**Dataset excerpts**

==========

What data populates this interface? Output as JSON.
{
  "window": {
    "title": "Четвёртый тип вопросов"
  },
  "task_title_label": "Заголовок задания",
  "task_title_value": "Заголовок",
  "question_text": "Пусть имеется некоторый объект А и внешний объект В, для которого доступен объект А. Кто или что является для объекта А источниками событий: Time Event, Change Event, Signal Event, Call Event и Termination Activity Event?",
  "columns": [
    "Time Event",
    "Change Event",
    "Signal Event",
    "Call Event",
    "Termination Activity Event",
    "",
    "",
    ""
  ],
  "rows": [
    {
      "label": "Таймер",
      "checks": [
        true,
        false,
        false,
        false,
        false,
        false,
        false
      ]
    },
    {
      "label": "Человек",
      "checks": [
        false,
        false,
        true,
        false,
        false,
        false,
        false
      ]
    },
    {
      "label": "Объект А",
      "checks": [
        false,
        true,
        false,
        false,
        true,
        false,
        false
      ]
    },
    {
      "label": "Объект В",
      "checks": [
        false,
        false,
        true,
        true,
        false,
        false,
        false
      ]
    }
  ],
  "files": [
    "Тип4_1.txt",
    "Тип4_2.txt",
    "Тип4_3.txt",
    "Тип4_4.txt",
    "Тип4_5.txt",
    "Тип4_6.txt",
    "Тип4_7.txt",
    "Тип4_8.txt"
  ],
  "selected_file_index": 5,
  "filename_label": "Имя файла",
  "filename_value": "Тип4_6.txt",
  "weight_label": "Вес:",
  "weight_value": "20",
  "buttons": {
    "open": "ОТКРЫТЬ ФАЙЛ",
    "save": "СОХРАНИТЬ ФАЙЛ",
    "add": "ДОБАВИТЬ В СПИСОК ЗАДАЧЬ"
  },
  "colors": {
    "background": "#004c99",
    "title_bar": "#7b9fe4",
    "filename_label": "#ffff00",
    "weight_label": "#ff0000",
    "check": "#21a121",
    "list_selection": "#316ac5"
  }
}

==========

Output the records above in their entirety, exactly.

What data populates this interface? Output as JSON.
{
  "window": {
    "title": "Четвёртый тип вопросов"
  },
  "task_title_label": "Заголовок задания",
  "task_title_value": "Заголовок",
  "question_text": "Пусть имеется некоторый объект А и внешний объект В, для которого доступен объект А. Кто или что является для объекта А источниками событий: Time Event, Change Event, Signal Event, Call Event и Termination Activity Event?",
  "columns": [
    "Time Event",
    "Change Event",
    "Signal Event",
    "Call Event",
    "Termination Activity Event",
    "",
    "",
    ""
  ],
  "rows": [
    {
      "label": "Таймер",
      "checks": [
        true,
        false,
        false,
        false,
        false,
        false,
        false
      ]
    },
    {
      "label": "Человек",
      "checks": [
        false,
        false,
        true,
        false,
        false,
        false,
        false
      ]
    },
    {
      "label": "Объект А",
      "checks": [
        false,
        true,
        false,
        false,
        true,
        false,
        false
      ]
    },
    {
      "label": "Объект В",
      "checks": [
        false,
        false,
        true,
        true,
        false,
        false,
        false
      ]
    }
  ],
  "files": [
    "Тип4_1.txt",
    "Тип4_2.txt",
    "Тип4_3.txt",
    "Тип4_4.txt",
    "Тип4_5.txt",
    "Тип4_6.txt",
    "Тип4_7.txt",
    "Тип4_8.txt"
  ],
  "selected_file_index": 5,
  "filename_label": "Имя файла",
  "filename_value": "Тип4_6.txt",
  "weight_label": "Вес:",
  "weight_value": "20",
  "buttons": {
    "open": "ОТКРЫТЬ ФАЙЛ",
    "save": "СОХРАНИТЬ ФАЙЛ",
    "add": "ДОБАВИТЬ В СПИСОК ЗАДАЧЬ"
  },
  "colors": {
    "background": "#004c99",
    "title_bar": "#7b9fe4",
    "filename_label": "#ffff00",
    "weight_label": "#ff0000",
    "check": "#21a121",
    "list_selection": "#316ac5"
  }
}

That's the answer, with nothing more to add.